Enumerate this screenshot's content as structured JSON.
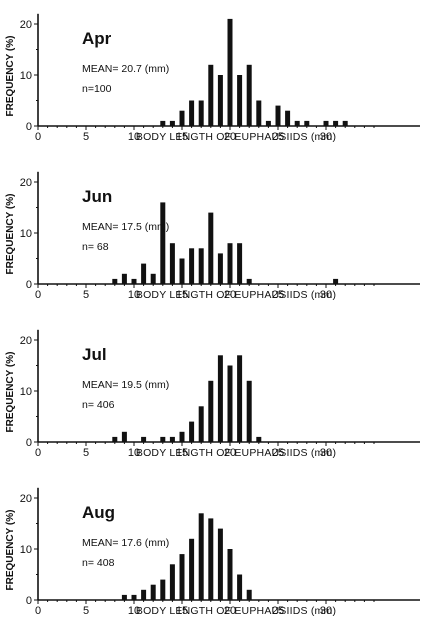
{
  "chart_data": [
    {
      "type": "bar",
      "title": "Apr",
      "mean_label": "MEAN= 20.7 (mm)",
      "n_label": "n=100",
      "xlabel": "BODY LENGTH OF EUPHAUSIIDS (mm)",
      "ylabel": "FREQUENCY (%)",
      "xlim": [
        0,
        35
      ],
      "ylim": [
        0,
        22
      ],
      "xticks": [
        0,
        5,
        10,
        15,
        20,
        25,
        30
      ],
      "yticks": [
        0,
        10,
        20
      ],
      "x": [
        13,
        14,
        15,
        16,
        17,
        18,
        19,
        20,
        21,
        22,
        23,
        24,
        25,
        26,
        27,
        28,
        30,
        31,
        32
      ],
      "values": [
        1,
        1,
        3,
        5,
        5,
        12,
        10,
        21,
        10,
        12,
        5,
        1,
        4,
        3,
        1,
        1,
        1,
        1,
        1
      ]
    },
    {
      "type": "bar",
      "title": "Jun",
      "mean_label": "MEAN= 17.5 (mm)",
      "n_label": "n= 68",
      "xlabel": "BODY LENGTH OF EUPHAUSIIDS (mm)",
      "ylabel": "FREQUENCY (%)",
      "xlim": [
        0,
        35
      ],
      "ylim": [
        0,
        22
      ],
      "xticks": [
        0,
        5,
        10,
        15,
        20,
        25,
        30
      ],
      "yticks": [
        0,
        10,
        20
      ],
      "x": [
        8,
        9,
        10,
        11,
        12,
        13,
        14,
        15,
        16,
        17,
        18,
        19,
        20,
        21,
        22,
        31
      ],
      "values": [
        1,
        2,
        1,
        4,
        2,
        16,
        8,
        5,
        7,
        7,
        14,
        6,
        8,
        8,
        1,
        1
      ]
    },
    {
      "type": "bar",
      "title": "Jul",
      "mean_label": "MEAN= 19.5 (mm)",
      "n_label": "n= 406",
      "xlabel": "BODY LENGTH OF EUPHAUSIIDS (mm)",
      "ylabel": "FREQUENCY (%)",
      "xlim": [
        0,
        35
      ],
      "ylim": [
        0,
        22
      ],
      "xticks": [
        0,
        5,
        10,
        15,
        20,
        25,
        30
      ],
      "yticks": [
        0,
        10,
        20
      ],
      "x": [
        8,
        9,
        11,
        13,
        14,
        15,
        16,
        17,
        18,
        19,
        20,
        21,
        22,
        23
      ],
      "values": [
        1,
        2,
        1,
        1,
        1,
        2,
        4,
        7,
        12,
        17,
        15,
        17,
        12,
        1
      ]
    },
    {
      "type": "bar",
      "title": "Aug",
      "mean_label": "MEAN= 17.6 (mm)",
      "n_label": "n= 408",
      "xlabel": "BODY LENGTH OF EUPHAUSIIDS (mm)",
      "ylabel": "FREQUENCY (%)",
      "xlim": [
        0,
        35
      ],
      "ylim": [
        0,
        22
      ],
      "xticks": [
        0,
        5,
        10,
        15,
        20,
        25,
        30
      ],
      "yticks": [
        0,
        10,
        20
      ],
      "x": [
        9,
        10,
        11,
        12,
        13,
        14,
        15,
        16,
        17,
        18,
        19,
        20,
        21,
        22
      ],
      "values": [
        1,
        1,
        2,
        3,
        4,
        7,
        9,
        12,
        17,
        16,
        14,
        10,
        5,
        2
      ]
    }
  ]
}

- - - - - - -

Find each line holding the word "MEAN" and copy it.

## TASK ANSWER:
      "mean_label": "MEAN= 20.7 (mm)",
      "mean_label": "MEAN= 17.5 (mm)",
      "mean_label": "MEAN= 19.5 (mm)",
      "mean_label": "MEAN= 17.6 (mm)",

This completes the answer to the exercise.